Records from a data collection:
****************************************
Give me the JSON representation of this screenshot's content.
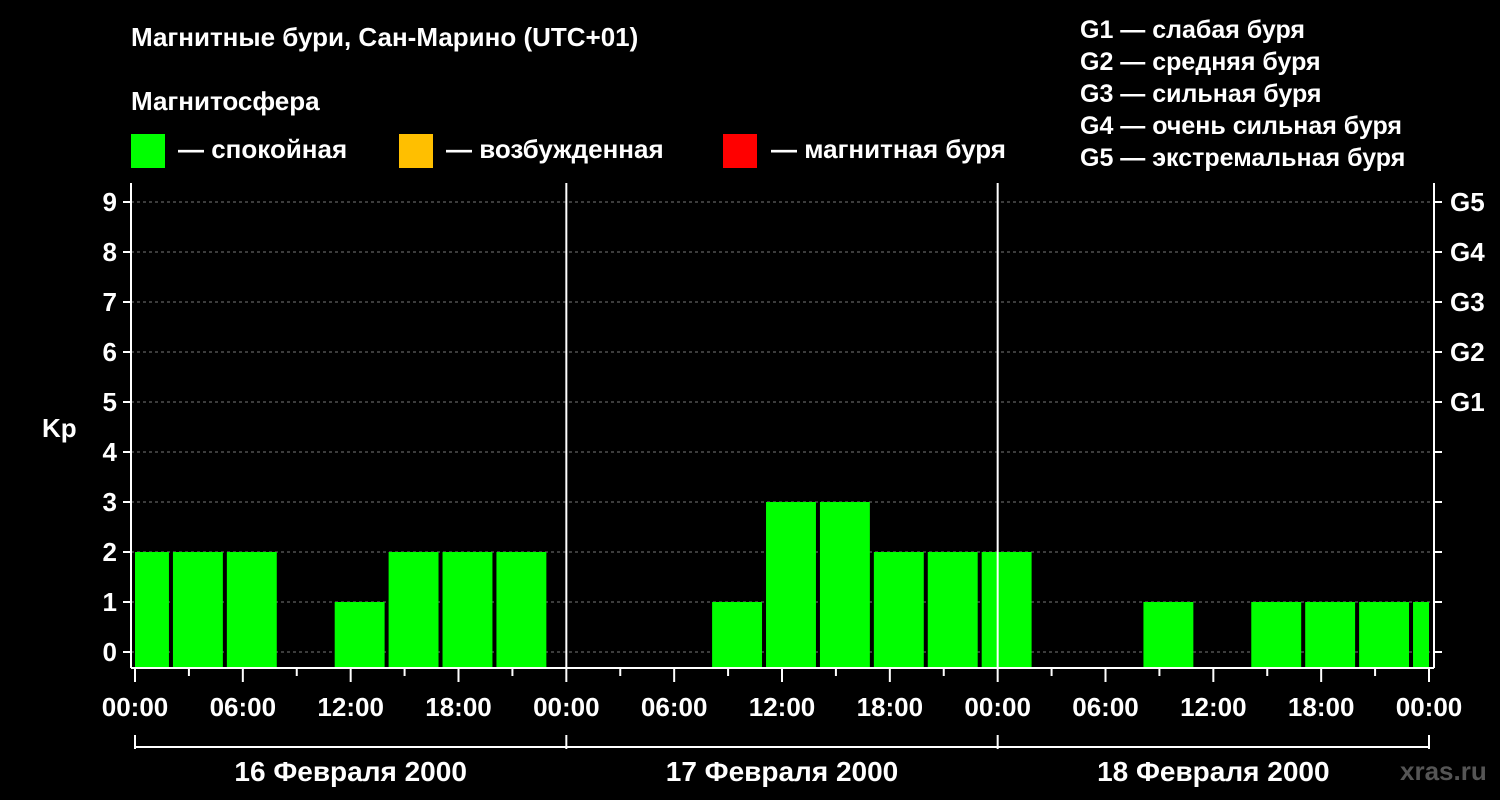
{
  "title": "Магнитные бури, Сан-Марино (UTC+01)",
  "legend": {
    "title": "Магнитосфера",
    "items": [
      {
        "label": "— спокойная",
        "color": "#00ff00"
      },
      {
        "label": "— возбужденная",
        "color": "#ffbf00"
      },
      {
        "label": "— магнитная буря",
        "color": "#ff0000"
      }
    ]
  },
  "g_scale": [
    "G1 — слабая буря",
    "G2 — средняя буря",
    "G3 — сильная буря",
    "G4 — очень сильная буря",
    "G5 — экстремальная буря"
  ],
  "watermark": "xras.ru",
  "chart_data": {
    "type": "bar",
    "ylabel": "Kp",
    "ylim": [
      0,
      9
    ],
    "yticks": [
      "0",
      "1",
      "2",
      "3",
      "4",
      "5",
      "6",
      "7",
      "8",
      "9"
    ],
    "right_ticks": [
      {
        "kp": 5,
        "label": "G1"
      },
      {
        "kp": 6,
        "label": "G2"
      },
      {
        "kp": 7,
        "label": "G3"
      },
      {
        "kp": 8,
        "label": "G4"
      },
      {
        "kp": 9,
        "label": "G5"
      }
    ],
    "grid": "dashed horizontal",
    "xtick_labels": [
      "00:00",
      "06:00",
      "12:00",
      "18:00",
      "00:00",
      "06:00",
      "12:00",
      "18:00",
      "00:00",
      "06:00",
      "12:00",
      "18:00",
      "00:00"
    ],
    "days": [
      "16 Февраля 2000",
      "17 Февраля 2000",
      "18 Февраля 2000"
    ],
    "x_unit": "hours from 16 Feb 2000 00:00 (UTC+01)",
    "bars": [
      {
        "start": 0,
        "end": 2,
        "kp": 2,
        "color": "#00ff00"
      },
      {
        "start": 2,
        "end": 5,
        "kp": 2,
        "color": "#00ff00"
      },
      {
        "start": 5,
        "end": 8,
        "kp": 2,
        "color": "#00ff00"
      },
      {
        "start": 8,
        "end": 11,
        "kp": 0,
        "color": "#00ff00"
      },
      {
        "start": 11,
        "end": 14,
        "kp": 1,
        "color": "#00ff00"
      },
      {
        "start": 14,
        "end": 17,
        "kp": 2,
        "color": "#00ff00"
      },
      {
        "start": 17,
        "end": 20,
        "kp": 2,
        "color": "#00ff00"
      },
      {
        "start": 20,
        "end": 23,
        "kp": 2,
        "color": "#00ff00"
      },
      {
        "start": 23,
        "end": 26,
        "kp": 0,
        "color": "#00ff00"
      },
      {
        "start": 26,
        "end": 29,
        "kp": 0,
        "color": "#00ff00"
      },
      {
        "start": 29,
        "end": 32,
        "kp": 0,
        "color": "#00ff00"
      },
      {
        "start": 32,
        "end": 35,
        "kp": 1,
        "color": "#00ff00"
      },
      {
        "start": 35,
        "end": 38,
        "kp": 3,
        "color": "#00ff00"
      },
      {
        "start": 38,
        "end": 41,
        "kp": 3,
        "color": "#00ff00"
      },
      {
        "start": 41,
        "end": 44,
        "kp": 2,
        "color": "#00ff00"
      },
      {
        "start": 44,
        "end": 47,
        "kp": 2,
        "color": "#00ff00"
      },
      {
        "start": 47,
        "end": 50,
        "kp": 2,
        "color": "#00ff00"
      },
      {
        "start": 50,
        "end": 53,
        "kp": 0,
        "color": "#00ff00"
      },
      {
        "start": 53,
        "end": 56,
        "kp": 0,
        "color": "#00ff00"
      },
      {
        "start": 56,
        "end": 59,
        "kp": 1,
        "color": "#00ff00"
      },
      {
        "start": 59,
        "end": 62,
        "kp": 0,
        "color": "#00ff00"
      },
      {
        "start": 62,
        "end": 65,
        "kp": 1,
        "color": "#00ff00"
      },
      {
        "start": 65,
        "end": 68,
        "kp": 1,
        "color": "#00ff00"
      },
      {
        "start": 68,
        "end": 71,
        "kp": 1,
        "color": "#00ff00"
      },
      {
        "start": 71,
        "end": 72,
        "kp": 1,
        "color": "#00ff00"
      }
    ]
  }
}
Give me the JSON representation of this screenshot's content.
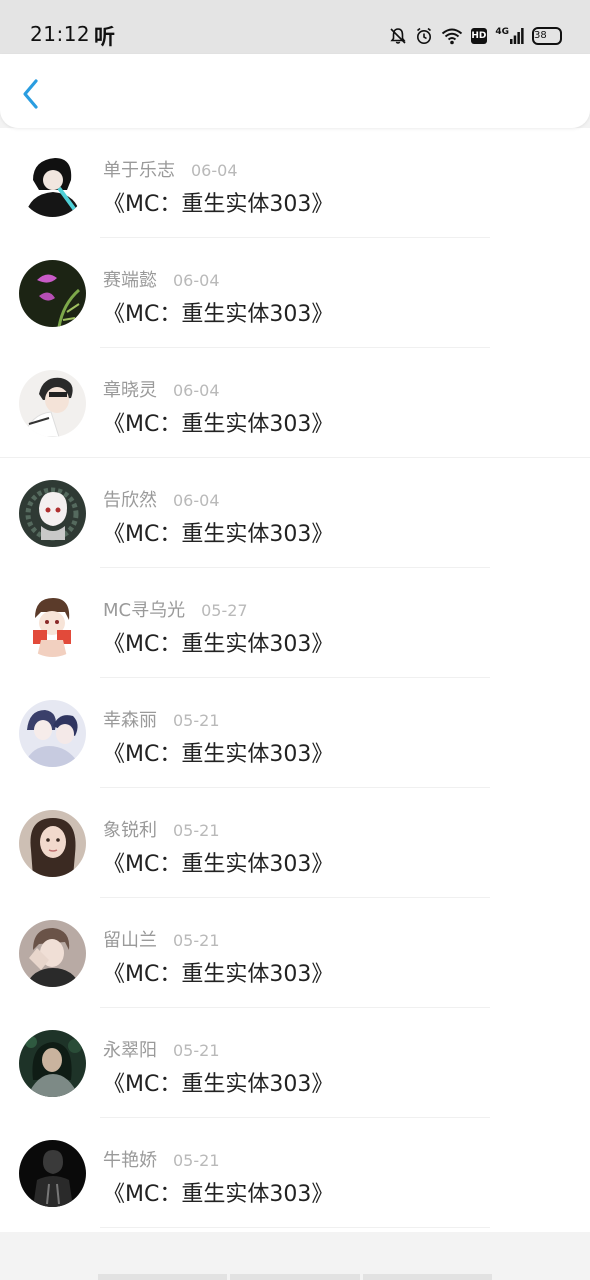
{
  "status_bar": {
    "time": "21:12",
    "extra": "听",
    "battery": "38",
    "network": "4G",
    "hd": "HD",
    "icons": [
      "mute-bell-icon",
      "alarm-icon",
      "wifi-icon",
      "hd-icon",
      "signal-icon",
      "battery-icon"
    ]
  },
  "nav": {
    "back_icon": "chevron-left-icon",
    "accent_color": "#2a9de0"
  },
  "comments": [
    {
      "user": "单于乐志",
      "date": "06-04",
      "text": "《MC：重生实体303》"
    },
    {
      "user": "赛端懿",
      "date": "06-04",
      "text": "《MC：重生实体303》"
    },
    {
      "user": "章晓灵",
      "date": "06-04",
      "text": "《MC：重生实体303》"
    },
    {
      "user": "告欣然",
      "date": "06-04",
      "text": "《MC：重生实体303》"
    },
    {
      "user": "MC寻乌光",
      "date": "05-27",
      "text": "《MC：重生实体303》"
    },
    {
      "user": "幸森丽",
      "date": "05-21",
      "text": "《MC：重生实体303》"
    },
    {
      "user": "象锐利",
      "date": "05-21",
      "text": "《MC：重生实体303》"
    },
    {
      "user": "留山兰",
      "date": "05-21",
      "text": "《MC：重生实体303》"
    },
    {
      "user": "永翠阳",
      "date": "05-21",
      "text": "《MC：重生实体303》"
    },
    {
      "user": "牛艳娇",
      "date": "05-21",
      "text": "《MC：重生实体303》"
    }
  ]
}
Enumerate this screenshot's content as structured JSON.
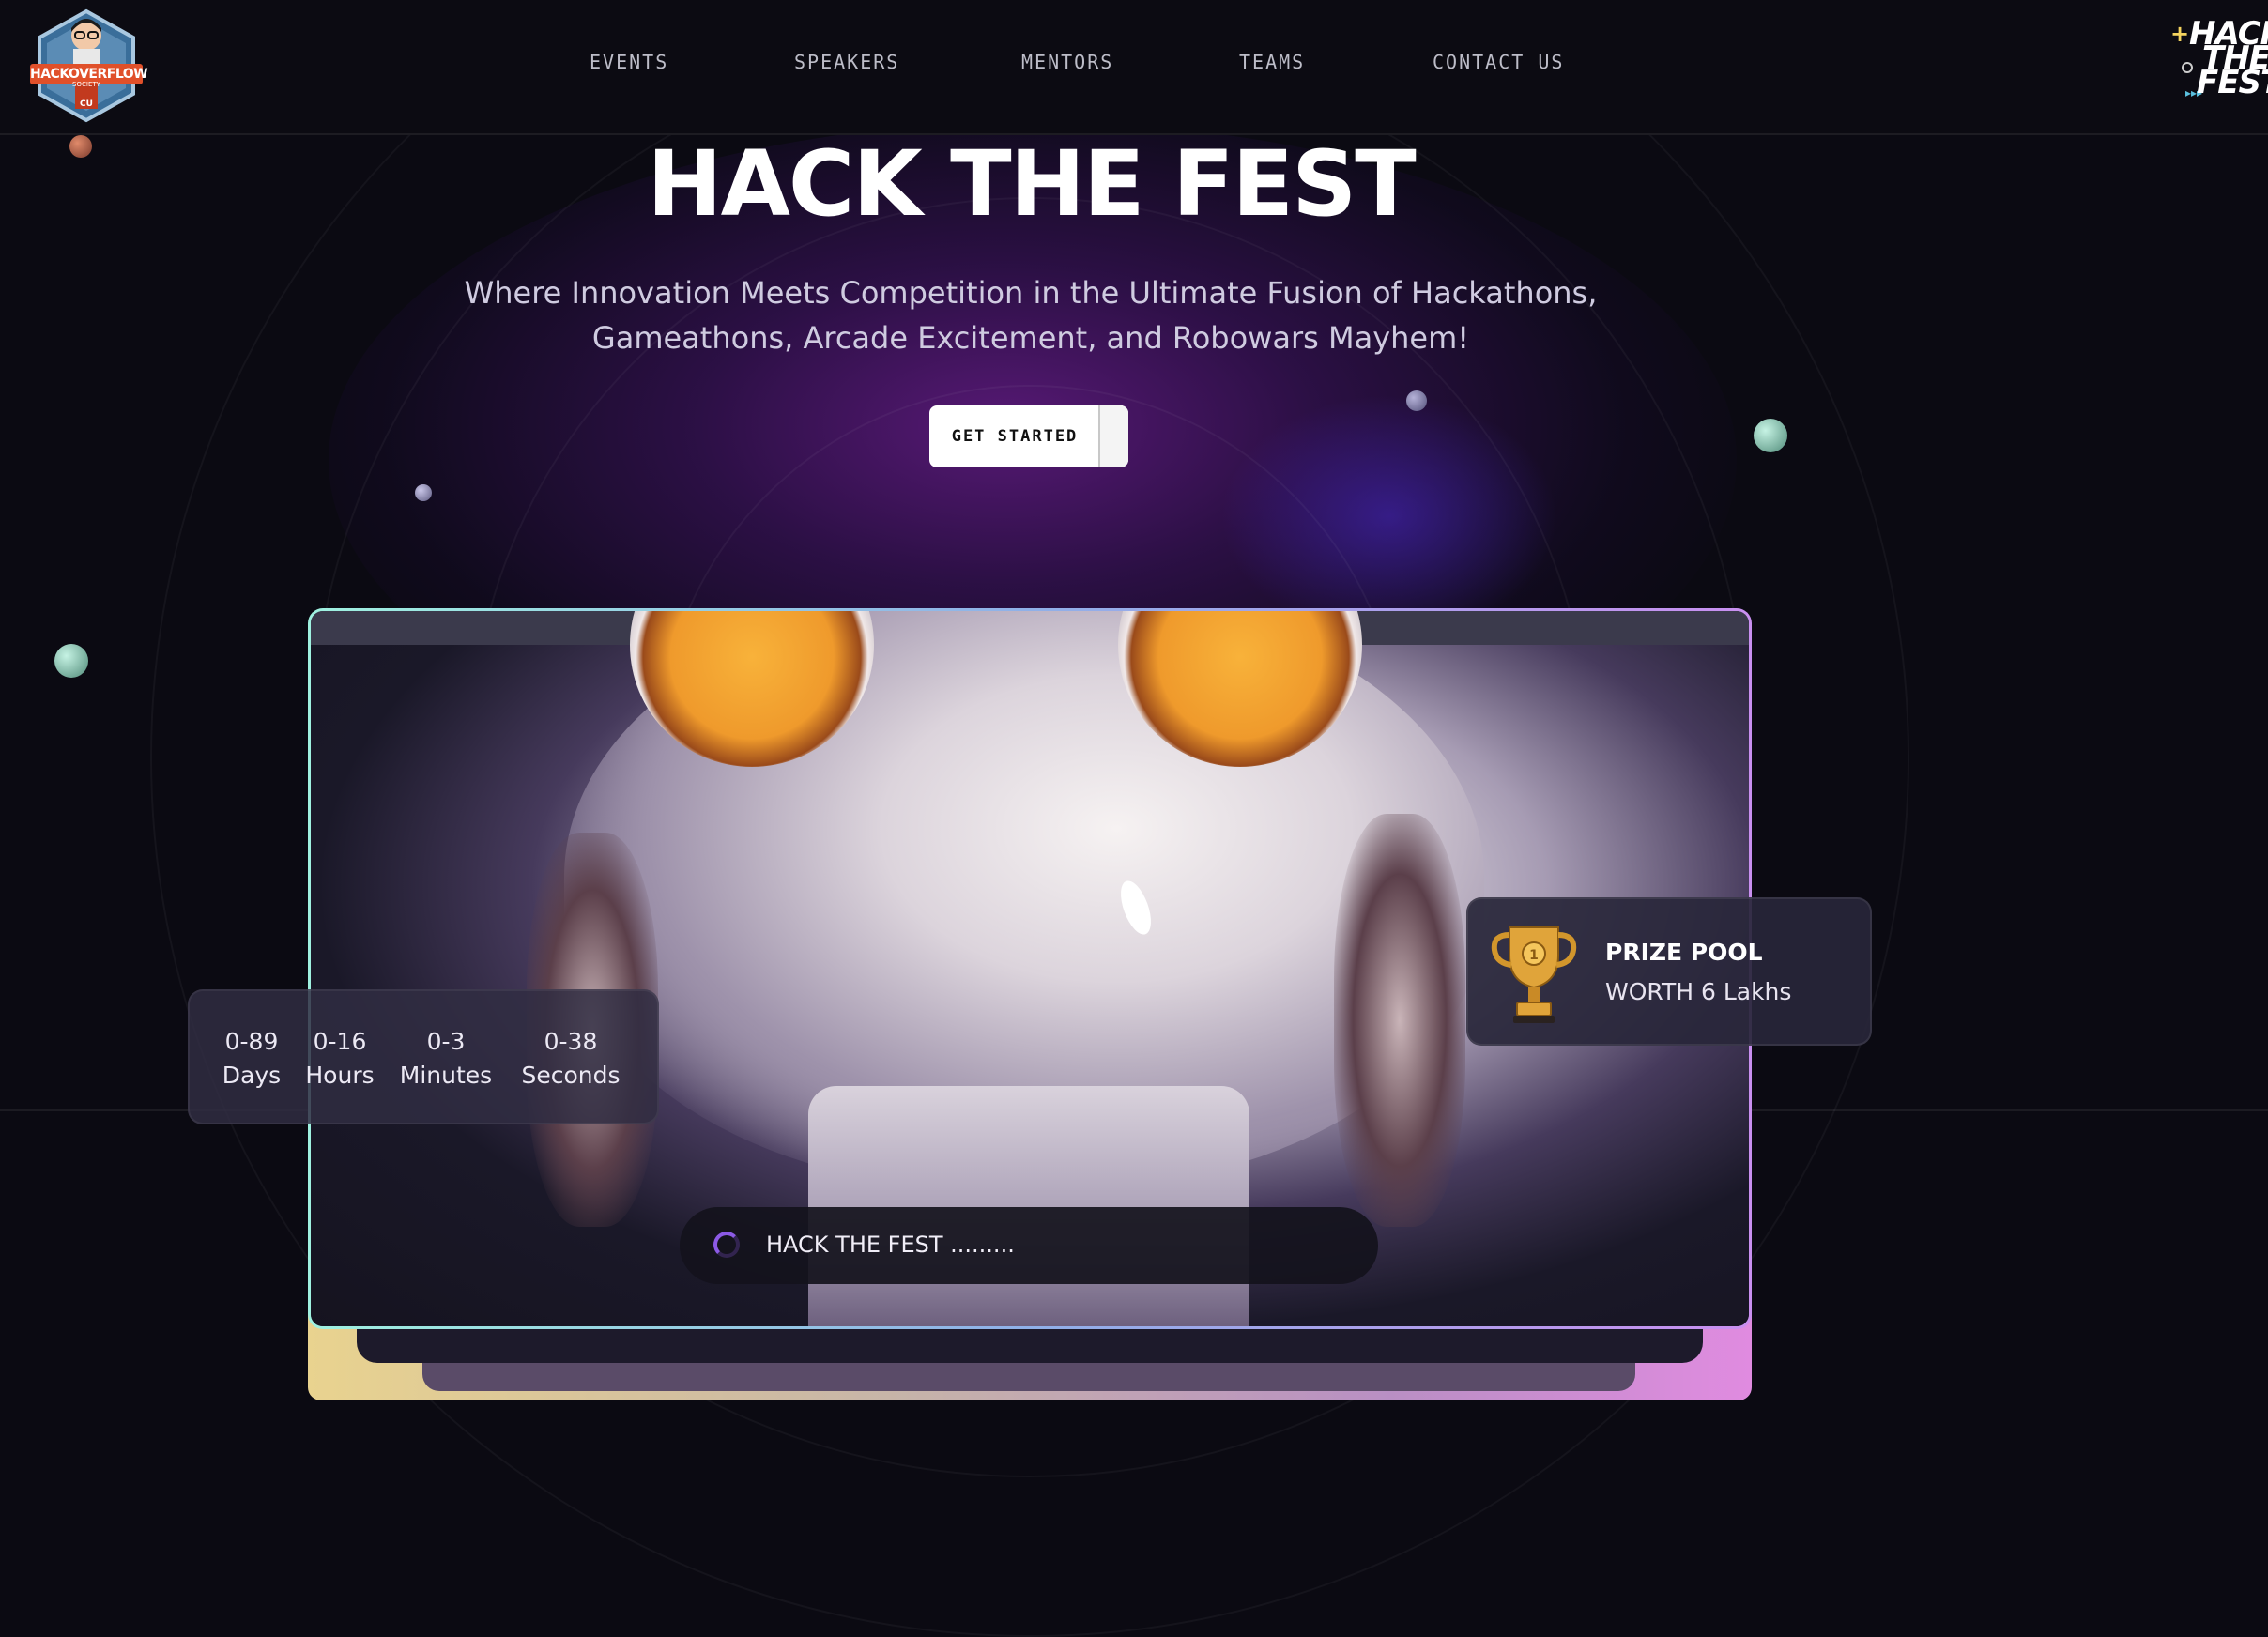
{
  "header": {
    "logo": {
      "text": "HACKOVERFLOW",
      "sub": "SOCIETY",
      "badge": "CU"
    },
    "nav": [
      {
        "label": "EVENTS"
      },
      {
        "label": "SPEAKERS"
      },
      {
        "label": "MENTORS"
      },
      {
        "label": "TEAMS"
      },
      {
        "label": "CONTACT US"
      }
    ],
    "brand": {
      "line1": "HACK",
      "line2": "THE",
      "line3": "FEST"
    }
  },
  "hero": {
    "title": "HACK THE FEST",
    "subtitle_line1": "Where Innovation Meets Competition in the Ultimate Fusion of Hackathons,",
    "subtitle_line2": "Gameathons, Arcade Excitement, and Robowars Mayhem!",
    "cta_label": "GET STARTED"
  },
  "countdown": [
    {
      "value": "0-89",
      "unit": "Days"
    },
    {
      "value": "0-16",
      "unit": "Hours"
    },
    {
      "value": "0-3",
      "unit": "Minutes"
    },
    {
      "value": "0-38",
      "unit": "Seconds"
    }
  ],
  "prize": {
    "title": "PRIZE POOL",
    "subtitle": "WORTH 6 Lakhs",
    "icon": "trophy-icon"
  },
  "status": {
    "text": "HACK THE FEST ........."
  },
  "colors": {
    "background": "#0b0a12",
    "glow": "#701e96",
    "cta_bg": "#ffffff",
    "frame_border_start": "#9ff1e0",
    "frame_border_end": "#c98ff0",
    "frame_bottom_start": "#e9d38f",
    "frame_bottom_end": "#e08be0",
    "eye": "#f3a43a",
    "trophy": "#e0a43a",
    "spinner": "#8c5ae6"
  }
}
****************************************
* **Required task**
Filter the records above for "user" and copy every matching line.

* **Exercise output**
      "user": "单于乐志",
      "user": "赛端懿",
      "user": "章晓灵",
      "user": "告欣然",
      "user": "MC寻乌光",
      "user": "幸森丽",
      "user": "象锐利",
      "user": "留山兰",
      "user": "永翠阳",
      "user": "牛艳娇",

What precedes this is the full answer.